DATASET =

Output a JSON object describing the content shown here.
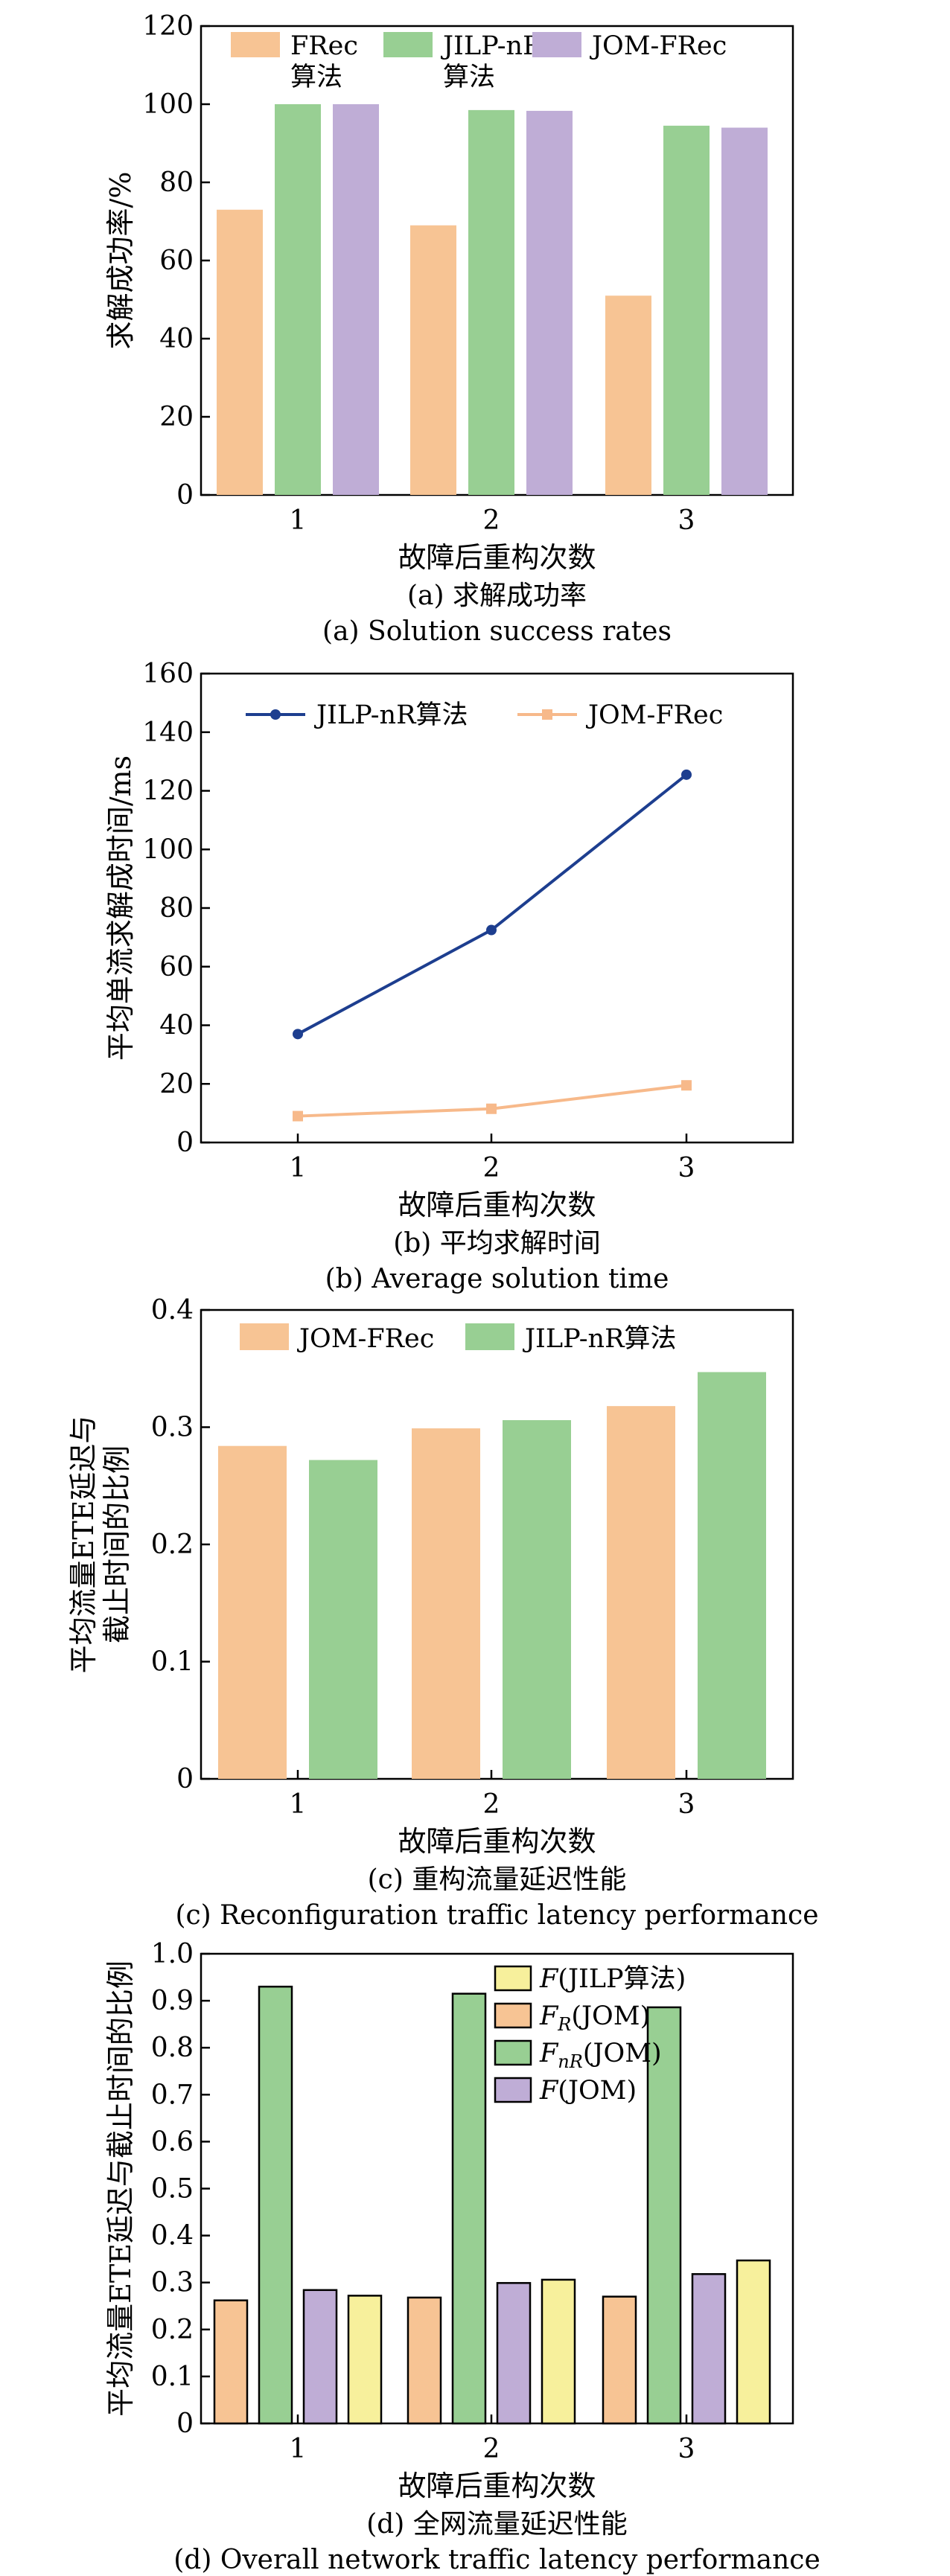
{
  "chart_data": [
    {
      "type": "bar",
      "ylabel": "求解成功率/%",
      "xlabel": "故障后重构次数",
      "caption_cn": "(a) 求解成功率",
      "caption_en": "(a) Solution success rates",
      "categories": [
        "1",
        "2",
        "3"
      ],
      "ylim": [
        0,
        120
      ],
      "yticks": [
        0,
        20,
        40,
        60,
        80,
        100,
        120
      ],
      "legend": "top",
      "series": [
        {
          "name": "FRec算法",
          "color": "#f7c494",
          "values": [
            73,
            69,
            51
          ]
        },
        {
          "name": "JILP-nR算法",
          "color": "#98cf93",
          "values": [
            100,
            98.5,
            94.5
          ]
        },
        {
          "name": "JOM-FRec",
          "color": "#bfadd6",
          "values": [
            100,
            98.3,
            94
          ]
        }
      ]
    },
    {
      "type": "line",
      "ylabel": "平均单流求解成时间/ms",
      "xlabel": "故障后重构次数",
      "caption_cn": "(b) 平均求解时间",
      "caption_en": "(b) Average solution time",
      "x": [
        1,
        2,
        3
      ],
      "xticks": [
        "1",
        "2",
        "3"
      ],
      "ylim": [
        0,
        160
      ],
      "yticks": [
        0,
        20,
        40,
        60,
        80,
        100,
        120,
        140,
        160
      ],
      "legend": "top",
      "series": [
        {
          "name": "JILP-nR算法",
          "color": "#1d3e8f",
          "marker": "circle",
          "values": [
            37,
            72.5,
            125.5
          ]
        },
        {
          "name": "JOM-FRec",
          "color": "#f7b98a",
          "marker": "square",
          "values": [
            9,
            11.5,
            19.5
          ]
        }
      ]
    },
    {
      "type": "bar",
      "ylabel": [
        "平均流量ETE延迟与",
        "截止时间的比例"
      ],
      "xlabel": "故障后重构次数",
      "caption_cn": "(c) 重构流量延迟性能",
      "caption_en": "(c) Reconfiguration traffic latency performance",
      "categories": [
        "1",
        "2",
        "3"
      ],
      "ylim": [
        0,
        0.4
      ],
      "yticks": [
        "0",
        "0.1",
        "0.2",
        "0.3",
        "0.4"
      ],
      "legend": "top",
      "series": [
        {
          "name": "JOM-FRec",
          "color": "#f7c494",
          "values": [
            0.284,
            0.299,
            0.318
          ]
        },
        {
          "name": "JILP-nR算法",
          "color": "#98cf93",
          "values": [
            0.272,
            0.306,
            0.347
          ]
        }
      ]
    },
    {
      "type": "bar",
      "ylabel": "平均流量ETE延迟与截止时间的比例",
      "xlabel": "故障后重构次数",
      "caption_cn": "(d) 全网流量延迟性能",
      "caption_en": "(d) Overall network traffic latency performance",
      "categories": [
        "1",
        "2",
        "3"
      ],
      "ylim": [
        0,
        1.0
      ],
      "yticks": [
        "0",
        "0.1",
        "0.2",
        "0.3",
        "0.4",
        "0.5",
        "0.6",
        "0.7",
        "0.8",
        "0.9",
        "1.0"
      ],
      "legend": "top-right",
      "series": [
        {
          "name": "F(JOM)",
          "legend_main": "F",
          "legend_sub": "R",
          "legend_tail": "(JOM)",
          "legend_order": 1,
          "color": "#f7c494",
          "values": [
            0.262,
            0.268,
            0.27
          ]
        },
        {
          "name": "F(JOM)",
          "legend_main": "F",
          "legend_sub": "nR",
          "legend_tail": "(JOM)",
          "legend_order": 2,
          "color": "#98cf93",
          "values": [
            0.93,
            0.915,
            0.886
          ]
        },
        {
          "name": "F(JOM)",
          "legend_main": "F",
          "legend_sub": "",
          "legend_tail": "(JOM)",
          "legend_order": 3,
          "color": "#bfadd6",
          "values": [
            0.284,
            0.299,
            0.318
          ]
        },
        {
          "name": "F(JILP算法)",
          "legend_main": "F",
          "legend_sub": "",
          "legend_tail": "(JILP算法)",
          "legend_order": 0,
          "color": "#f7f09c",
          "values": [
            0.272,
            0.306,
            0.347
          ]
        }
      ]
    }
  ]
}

GIVEN INSTRUCTION = Quote the full listing above word for word; exclude every picture from the copy.

TASK OUTPUT =
Output a JSON object describing the content shown here.
{
  "chart_data": [
    {
      "type": "bar",
      "ylabel": "求解成功率/%",
      "xlabel": "故障后重构次数",
      "caption_cn": "(a) 求解成功率",
      "caption_en": "(a) Solution success rates",
      "categories": [
        "1",
        "2",
        "3"
      ],
      "ylim": [
        0,
        120
      ],
      "yticks": [
        0,
        20,
        40,
        60,
        80,
        100,
        120
      ],
      "legend": "top",
      "series": [
        {
          "name": "FRec算法",
          "color": "#f7c494",
          "values": [
            73,
            69,
            51
          ]
        },
        {
          "name": "JILP-nR算法",
          "color": "#98cf93",
          "values": [
            100,
            98.5,
            94.5
          ]
        },
        {
          "name": "JOM-FRec",
          "color": "#bfadd6",
          "values": [
            100,
            98.3,
            94
          ]
        }
      ]
    },
    {
      "type": "line",
      "ylabel": "平均单流求解成时间/ms",
      "xlabel": "故障后重构次数",
      "caption_cn": "(b) 平均求解时间",
      "caption_en": "(b) Average solution time",
      "x": [
        1,
        2,
        3
      ],
      "xticks": [
        "1",
        "2",
        "3"
      ],
      "ylim": [
        0,
        160
      ],
      "yticks": [
        0,
        20,
        40,
        60,
        80,
        100,
        120,
        140,
        160
      ],
      "legend": "top",
      "series": [
        {
          "name": "JILP-nR算法",
          "color": "#1d3e8f",
          "marker": "circle",
          "values": [
            37,
            72.5,
            125.5
          ]
        },
        {
          "name": "JOM-FRec",
          "color": "#f7b98a",
          "marker": "square",
          "values": [
            9,
            11.5,
            19.5
          ]
        }
      ]
    },
    {
      "type": "bar",
      "ylabel": [
        "平均流量ETE延迟与",
        "截止时间的比例"
      ],
      "xlabel": "故障后重构次数",
      "caption_cn": "(c) 重构流量延迟性能",
      "caption_en": "(c) Reconfiguration traffic latency performance",
      "categories": [
        "1",
        "2",
        "3"
      ],
      "ylim": [
        0,
        0.4
      ],
      "yticks": [
        "0",
        "0.1",
        "0.2",
        "0.3",
        "0.4"
      ],
      "legend": "top",
      "series": [
        {
          "name": "JOM-FRec",
          "color": "#f7c494",
          "values": [
            0.284,
            0.299,
            0.318
          ]
        },
        {
          "name": "JILP-nR算法",
          "color": "#98cf93",
          "values": [
            0.272,
            0.306,
            0.347
          ]
        }
      ]
    },
    {
      "type": "bar",
      "ylabel": "平均流量ETE延迟与截止时间的比例",
      "xlabel": "故障后重构次数",
      "caption_cn": "(d) 全网流量延迟性能",
      "caption_en": "(d) Overall network traffic latency performance",
      "categories": [
        "1",
        "2",
        "3"
      ],
      "ylim": [
        0,
        1.0
      ],
      "yticks": [
        "0",
        "0.1",
        "0.2",
        "0.3",
        "0.4",
        "0.5",
        "0.6",
        "0.7",
        "0.8",
        "0.9",
        "1.0"
      ],
      "legend": "top-right",
      "series": [
        {
          "name": "F(JOM)",
          "legend_main": "F",
          "legend_sub": "R",
          "legend_tail": "(JOM)",
          "legend_order": 1,
          "color": "#f7c494",
          "values": [
            0.262,
            0.268,
            0.27
          ]
        },
        {
          "name": "F(JOM)",
          "legend_main": "F",
          "legend_sub": "nR",
          "legend_tail": "(JOM)",
          "legend_order": 2,
          "color": "#98cf93",
          "values": [
            0.93,
            0.915,
            0.886
          ]
        },
        {
          "name": "F(JOM)",
          "legend_main": "F",
          "legend_sub": "",
          "legend_tail": "(JOM)",
          "legend_order": 3,
          "color": "#bfadd6",
          "values": [
            0.284,
            0.299,
            0.318
          ]
        },
        {
          "name": "F(JILP算法)",
          "legend_main": "F",
          "legend_sub": "",
          "legend_tail": "(JILP算法)",
          "legend_order": 0,
          "color": "#f7f09c",
          "values": [
            0.272,
            0.306,
            0.347
          ]
        }
      ]
    }
  ]
}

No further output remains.